**SUPPLIED RECORDS**

*-*-*

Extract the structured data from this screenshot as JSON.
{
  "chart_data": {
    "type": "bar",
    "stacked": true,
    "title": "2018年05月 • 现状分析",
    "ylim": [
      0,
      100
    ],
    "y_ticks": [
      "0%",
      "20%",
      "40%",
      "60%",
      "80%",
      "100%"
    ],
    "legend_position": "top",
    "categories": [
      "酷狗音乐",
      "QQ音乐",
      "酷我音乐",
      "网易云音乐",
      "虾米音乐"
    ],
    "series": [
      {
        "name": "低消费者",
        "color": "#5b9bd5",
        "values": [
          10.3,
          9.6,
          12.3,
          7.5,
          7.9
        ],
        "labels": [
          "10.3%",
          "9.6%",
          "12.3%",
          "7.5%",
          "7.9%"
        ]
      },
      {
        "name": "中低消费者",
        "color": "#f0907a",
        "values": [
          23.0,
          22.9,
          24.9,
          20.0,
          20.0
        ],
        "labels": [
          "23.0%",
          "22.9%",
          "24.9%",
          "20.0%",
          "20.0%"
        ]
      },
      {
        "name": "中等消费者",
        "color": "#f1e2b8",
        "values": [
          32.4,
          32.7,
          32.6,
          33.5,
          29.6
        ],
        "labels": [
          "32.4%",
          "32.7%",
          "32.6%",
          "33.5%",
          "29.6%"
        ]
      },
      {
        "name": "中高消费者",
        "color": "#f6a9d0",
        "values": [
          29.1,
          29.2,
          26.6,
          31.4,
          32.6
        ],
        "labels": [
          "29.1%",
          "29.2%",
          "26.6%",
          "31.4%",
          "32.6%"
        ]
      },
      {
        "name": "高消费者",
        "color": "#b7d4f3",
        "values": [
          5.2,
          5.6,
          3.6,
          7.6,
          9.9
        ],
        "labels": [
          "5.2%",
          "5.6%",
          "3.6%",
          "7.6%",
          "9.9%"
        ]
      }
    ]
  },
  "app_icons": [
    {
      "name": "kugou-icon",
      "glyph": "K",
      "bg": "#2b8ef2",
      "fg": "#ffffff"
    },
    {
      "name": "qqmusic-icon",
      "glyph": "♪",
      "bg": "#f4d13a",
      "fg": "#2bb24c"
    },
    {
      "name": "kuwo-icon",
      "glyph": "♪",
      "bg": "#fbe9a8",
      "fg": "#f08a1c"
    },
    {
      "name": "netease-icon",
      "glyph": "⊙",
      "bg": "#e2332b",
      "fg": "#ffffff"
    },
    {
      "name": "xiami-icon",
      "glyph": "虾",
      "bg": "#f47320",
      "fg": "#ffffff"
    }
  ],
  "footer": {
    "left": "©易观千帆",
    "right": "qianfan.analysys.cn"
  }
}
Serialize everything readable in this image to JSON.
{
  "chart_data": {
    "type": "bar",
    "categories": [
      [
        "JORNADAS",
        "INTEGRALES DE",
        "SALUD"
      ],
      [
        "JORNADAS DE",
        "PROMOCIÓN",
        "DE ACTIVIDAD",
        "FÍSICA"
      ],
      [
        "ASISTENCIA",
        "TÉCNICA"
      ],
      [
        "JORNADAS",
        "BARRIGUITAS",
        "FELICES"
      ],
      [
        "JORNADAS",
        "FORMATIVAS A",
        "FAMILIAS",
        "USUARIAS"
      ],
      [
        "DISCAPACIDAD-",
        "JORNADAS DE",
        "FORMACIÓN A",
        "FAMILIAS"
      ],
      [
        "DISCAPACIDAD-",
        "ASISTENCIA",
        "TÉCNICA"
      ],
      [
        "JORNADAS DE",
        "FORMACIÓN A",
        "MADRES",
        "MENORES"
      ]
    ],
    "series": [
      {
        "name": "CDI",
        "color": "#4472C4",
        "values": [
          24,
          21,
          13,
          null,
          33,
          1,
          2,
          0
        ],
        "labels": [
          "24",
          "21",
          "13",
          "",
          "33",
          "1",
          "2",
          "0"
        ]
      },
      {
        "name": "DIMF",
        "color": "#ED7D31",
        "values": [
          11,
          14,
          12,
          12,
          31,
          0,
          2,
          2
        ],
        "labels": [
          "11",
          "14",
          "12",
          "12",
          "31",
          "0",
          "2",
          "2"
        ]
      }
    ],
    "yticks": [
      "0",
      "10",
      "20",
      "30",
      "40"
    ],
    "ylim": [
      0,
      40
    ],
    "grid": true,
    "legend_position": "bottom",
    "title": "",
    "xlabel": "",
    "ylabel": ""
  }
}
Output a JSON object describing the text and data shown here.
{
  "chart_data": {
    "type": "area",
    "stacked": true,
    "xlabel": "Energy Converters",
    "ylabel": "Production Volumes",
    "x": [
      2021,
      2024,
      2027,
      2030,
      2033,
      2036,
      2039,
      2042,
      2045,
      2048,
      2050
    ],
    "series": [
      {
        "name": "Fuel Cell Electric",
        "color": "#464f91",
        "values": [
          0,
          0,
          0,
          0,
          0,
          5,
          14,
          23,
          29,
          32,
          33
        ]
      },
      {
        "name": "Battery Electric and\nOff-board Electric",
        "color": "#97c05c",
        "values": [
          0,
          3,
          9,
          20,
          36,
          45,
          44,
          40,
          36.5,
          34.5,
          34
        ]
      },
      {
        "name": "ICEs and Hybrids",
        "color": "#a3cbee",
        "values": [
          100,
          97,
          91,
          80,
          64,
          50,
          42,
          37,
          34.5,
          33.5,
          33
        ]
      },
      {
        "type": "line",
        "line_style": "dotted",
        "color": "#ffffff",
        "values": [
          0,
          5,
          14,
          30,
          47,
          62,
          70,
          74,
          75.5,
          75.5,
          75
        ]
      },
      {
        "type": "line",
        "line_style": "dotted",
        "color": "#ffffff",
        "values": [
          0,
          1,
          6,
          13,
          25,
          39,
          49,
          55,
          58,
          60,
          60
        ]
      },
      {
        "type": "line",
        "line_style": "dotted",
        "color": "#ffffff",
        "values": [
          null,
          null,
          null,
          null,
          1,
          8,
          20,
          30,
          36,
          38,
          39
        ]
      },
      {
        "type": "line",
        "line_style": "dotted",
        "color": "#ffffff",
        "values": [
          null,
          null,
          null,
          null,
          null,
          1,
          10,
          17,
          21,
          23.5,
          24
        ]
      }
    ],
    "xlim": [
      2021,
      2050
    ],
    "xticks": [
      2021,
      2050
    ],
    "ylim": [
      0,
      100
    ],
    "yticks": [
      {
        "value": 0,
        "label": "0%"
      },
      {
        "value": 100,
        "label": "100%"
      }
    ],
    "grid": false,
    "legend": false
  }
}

*-*-*

Give only the number of lines in the material above that hold the word "JSON".

3